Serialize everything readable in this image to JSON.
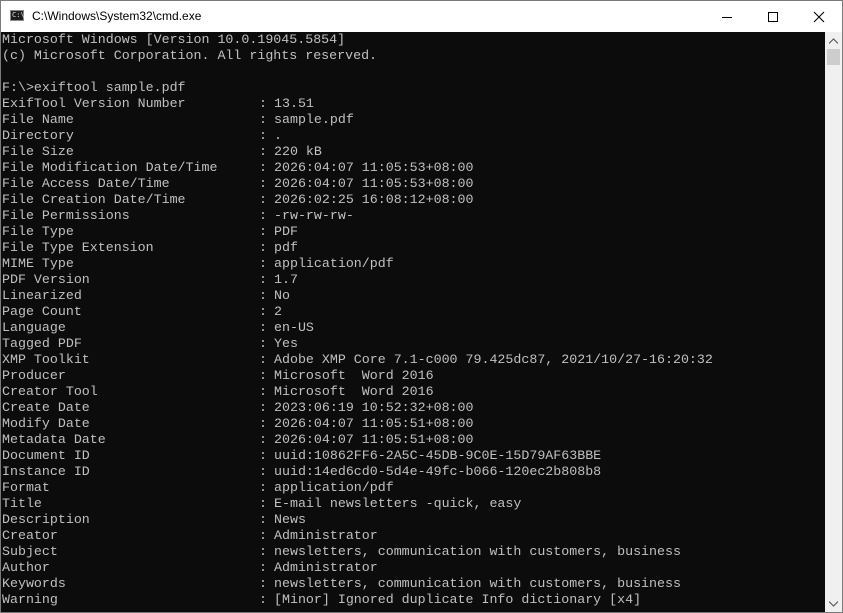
{
  "window": {
    "title": "C:\\Windows\\System32\\cmd.exe",
    "icon": "cmd-icon",
    "controls": [
      "minimize-icon",
      "maximize-icon",
      "close-icon"
    ]
  },
  "terminal": {
    "colors": {
      "background": "#0c0c0c",
      "text": "#c0c0c0"
    },
    "header": [
      "Microsoft Windows [Version 10.0.19045.5854]",
      "(c) Microsoft Corporation. All rights reserved."
    ],
    "command": "F:\\>exiftool sample.pdf",
    "separator": ":",
    "rows": [
      {
        "key": "ExifTool Version Number",
        "value": "13.51"
      },
      {
        "key": "File Name",
        "value": "sample.pdf"
      },
      {
        "key": "Directory",
        "value": "."
      },
      {
        "key": "File Size",
        "value": "220 kB"
      },
      {
        "key": "File Modification Date/Time",
        "value": "2026:04:07 11:05:53+08:00"
      },
      {
        "key": "File Access Date/Time",
        "value": "2026:04:07 11:05:53+08:00"
      },
      {
        "key": "File Creation Date/Time",
        "value": "2026:02:25 16:08:12+08:00"
      },
      {
        "key": "File Permissions",
        "value": "-rw-rw-rw-"
      },
      {
        "key": "File Type",
        "value": "PDF"
      },
      {
        "key": "File Type Extension",
        "value": "pdf"
      },
      {
        "key": "MIME Type",
        "value": "application/pdf"
      },
      {
        "key": "PDF Version",
        "value": "1.7"
      },
      {
        "key": "Linearized",
        "value": "No"
      },
      {
        "key": "Page Count",
        "value": "2"
      },
      {
        "key": "Language",
        "value": "en-US"
      },
      {
        "key": "Tagged PDF",
        "value": "Yes"
      },
      {
        "key": "XMP Toolkit",
        "value": "Adobe XMP Core 7.1-c000 79.425dc87, 2021/10/27-16:20:32"
      },
      {
        "key": "Producer",
        "value": "Microsoft  Word 2016"
      },
      {
        "key": "Creator Tool",
        "value": "Microsoft  Word 2016"
      },
      {
        "key": "Create Date",
        "value": "2023:06:19 10:52:32+08:00"
      },
      {
        "key": "Modify Date",
        "value": "2026:04:07 11:05:51+08:00"
      },
      {
        "key": "Metadata Date",
        "value": "2026:04:07 11:05:51+08:00"
      },
      {
        "key": "Document ID",
        "value": "uuid:10862FF6-2A5C-45DB-9C0E-15D79AF63BBE"
      },
      {
        "key": "Instance ID",
        "value": "uuid:14ed6cd0-5d4e-49fc-b066-120ec2b808b8"
      },
      {
        "key": "Format",
        "value": "application/pdf"
      },
      {
        "key": "Title",
        "value": "E-mail newsletters -quick, easy"
      },
      {
        "key": "Description",
        "value": "News"
      },
      {
        "key": "Creator",
        "value": "Administrator"
      },
      {
        "key": "Subject",
        "value": "newsletters, communication with customers, business"
      },
      {
        "key": "Author",
        "value": "Administrator"
      },
      {
        "key": "Keywords",
        "value": "newsletters, communication with customers, business"
      },
      {
        "key": "Warning",
        "value": "[Minor] Ignored duplicate Info dictionary [x4]"
      }
    ]
  },
  "scrollbar": {
    "up_icon": "scroll-up-arrow-icon",
    "down_icon": "scroll-down-arrow-icon"
  }
}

+ + +

* **TASK STATEMENT**
Look for the word "Version" in every line of the listing and copy the lines that have it.

* **ANSWER TO THE PROBLEM**
      "Microsoft Windows [Version 10.0.19045.5854]",
        "key": "ExifTool Version Number",
        "key": "PDF Version",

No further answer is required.